» **Your instructions**
The entries below should be output exactly as written.

» **Materials provided**
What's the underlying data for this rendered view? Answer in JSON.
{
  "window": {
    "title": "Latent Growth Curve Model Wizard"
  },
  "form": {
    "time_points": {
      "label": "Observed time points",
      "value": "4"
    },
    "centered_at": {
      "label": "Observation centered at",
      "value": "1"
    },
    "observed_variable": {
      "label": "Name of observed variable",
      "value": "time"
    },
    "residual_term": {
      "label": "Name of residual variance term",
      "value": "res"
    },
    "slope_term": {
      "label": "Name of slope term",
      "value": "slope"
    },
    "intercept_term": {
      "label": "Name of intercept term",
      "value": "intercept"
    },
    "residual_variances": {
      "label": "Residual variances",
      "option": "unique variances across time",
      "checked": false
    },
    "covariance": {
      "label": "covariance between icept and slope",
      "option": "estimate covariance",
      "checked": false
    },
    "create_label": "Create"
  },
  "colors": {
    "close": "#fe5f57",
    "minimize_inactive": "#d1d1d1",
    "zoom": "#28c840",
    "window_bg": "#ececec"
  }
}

» **Exercise solution**
What's the underlying data for this rendered view? Answer in JSON.
{
  "window": {
    "title": "Latent Growth Curve Model Wizard"
  },
  "form": {
    "time_points": {
      "label": "Observed time points",
      "value": "4"
    },
    "centered_at": {
      "label": "Observation centered at",
      "value": "1"
    },
    "observed_variable": {
      "label": "Name of observed variable",
      "value": "time"
    },
    "residual_term": {
      "label": "Name of residual variance term",
      "value": "res"
    },
    "slope_term": {
      "label": "Name of slope term",
      "value": "slope"
    },
    "intercept_term": {
      "label": "Name of intercept term",
      "value": "intercept"
    },
    "residual_variances": {
      "label": "Residual variances",
      "option": "unique variances across time",
      "checked": false
    },
    "covariance": {
      "label": "covariance between icept and slope",
      "option": "estimate covariance",
      "checked": false
    },
    "create_label": "Create"
  },
  "colors": {
    "close": "#fe5f57",
    "minimize_inactive": "#d1d1d1",
    "zoom": "#28c840",
    "window_bg": "#ececec"
  }
}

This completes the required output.